The momentum that was started decades ago may slow down at times but it will not stop.  Perhaps the most important lesson learned through it all has been the absolute necessity of personal healing of the deep scars of sexual and emotional abuse inflicted on victims and survivors, and of the equally profound spiritual abuse inflicted on these same victims and on the countless others whose trust and belief has been shaken to the core.  The scars and wounds are deep and the healing painful and at times discouraging but it must be done or else the outmoded system so essential to the formation of the abusers and the bishops who protected them will continue to control and spiritually devastate not only the victims but the abusers and bishops as well.

I daresay that none of us who were around and involved twenty-six years ago ever dreamed we would see and experience what has happened over these years.  The perseverance of the survivors and their supporters through the tumultuous experiences of the past quarter century has shown those who maintain a belief in the Church as People of God that the spirit of the Lord is alive and active. 

          For those who have evolved to other expressions of belief, the endurance through this period proclaims the power of the human spirit.  Regardless of how one feels about institutionalized Catholicism, the common bond has been a deep longing for justice and the courage to take the risk of standing together to challenge a Goliath that is conquered not by force but by truth.

________________________

Written instruction 1 >>
Write out part of the passage on abuse survivors, starting at the words "The momentum that" and stopping after "bishops as well.".
The passage and the rows below it are unrelated.

________________________

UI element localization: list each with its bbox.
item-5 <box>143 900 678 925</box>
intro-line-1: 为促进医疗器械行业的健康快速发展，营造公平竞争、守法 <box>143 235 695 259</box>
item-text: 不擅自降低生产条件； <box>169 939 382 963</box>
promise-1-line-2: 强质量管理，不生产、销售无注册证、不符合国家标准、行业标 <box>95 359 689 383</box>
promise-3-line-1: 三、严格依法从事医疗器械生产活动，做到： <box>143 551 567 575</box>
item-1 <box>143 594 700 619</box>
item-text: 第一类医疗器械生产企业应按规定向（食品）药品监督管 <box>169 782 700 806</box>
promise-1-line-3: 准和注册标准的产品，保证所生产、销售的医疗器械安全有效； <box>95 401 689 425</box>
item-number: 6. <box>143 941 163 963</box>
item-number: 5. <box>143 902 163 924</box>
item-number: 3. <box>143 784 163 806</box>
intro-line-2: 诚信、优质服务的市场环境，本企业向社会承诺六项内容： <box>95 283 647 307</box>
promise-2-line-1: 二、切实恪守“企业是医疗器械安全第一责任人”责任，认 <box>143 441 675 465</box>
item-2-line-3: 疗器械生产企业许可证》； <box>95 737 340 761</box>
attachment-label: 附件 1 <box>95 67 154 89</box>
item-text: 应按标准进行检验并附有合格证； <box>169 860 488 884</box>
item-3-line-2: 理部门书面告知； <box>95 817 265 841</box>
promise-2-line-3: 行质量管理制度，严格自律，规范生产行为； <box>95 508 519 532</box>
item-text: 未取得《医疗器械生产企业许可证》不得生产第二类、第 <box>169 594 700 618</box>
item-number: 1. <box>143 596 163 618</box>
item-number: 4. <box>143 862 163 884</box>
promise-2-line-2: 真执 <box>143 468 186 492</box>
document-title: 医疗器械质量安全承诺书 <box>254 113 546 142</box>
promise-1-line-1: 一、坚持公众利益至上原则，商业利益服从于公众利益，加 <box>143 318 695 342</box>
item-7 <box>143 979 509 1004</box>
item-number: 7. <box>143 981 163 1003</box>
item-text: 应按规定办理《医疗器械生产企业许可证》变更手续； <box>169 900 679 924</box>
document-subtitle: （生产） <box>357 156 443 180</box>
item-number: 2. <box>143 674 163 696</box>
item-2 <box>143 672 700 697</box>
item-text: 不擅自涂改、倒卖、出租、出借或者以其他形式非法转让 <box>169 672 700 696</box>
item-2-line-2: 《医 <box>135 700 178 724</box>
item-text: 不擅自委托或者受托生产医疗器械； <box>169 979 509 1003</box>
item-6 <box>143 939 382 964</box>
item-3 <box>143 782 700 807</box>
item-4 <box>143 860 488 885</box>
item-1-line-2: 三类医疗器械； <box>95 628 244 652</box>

________________________

Written instruction 2 >>
Rewrite the rows from the first row through the row containing "promise-1-line-2: 强质量管理，不生产、销售无注册证、不符合国家标准、行业标 <box>95", changing "bbox" to "bounding box" and leaving everything else as is.

Correct output 1 >>
The momentum that was started decades ago may slow down at times but it will not stop.  Perhaps the most important lesson learned through it all has been the absolute necessity of personal healing of the deep scars of sexual and emotional abuse inflicted on victims and survivors, and of the equally profound spiritual abuse inflicted on these same victims and on the countless others whose trust and belief has been shaken to the core.  The scars and wounds are deep and the healing painful and at times discouraging but it must be done or else the outmoded system so essential to the formation of the abusers and the bishops who protected them will continue to control and spiritually devastate not only the victims but the abusers and bishops as well.

Correct output 2 >>
UI element localization: list each with its bounding box.
item-5 <box>143 900 678 925</box>
intro-line-1: 为促进医疗器械行业的健康快速发展，营造公平竞争、守法 <box>143 235 695 259</box>
item-text: 不擅自降低生产条件； <box>169 939 382 963</box>
promise-1-line-2: 强质量管理，不生产、销售无注册证、不符合国家标准、行业标 <box>95 359 689 383</box>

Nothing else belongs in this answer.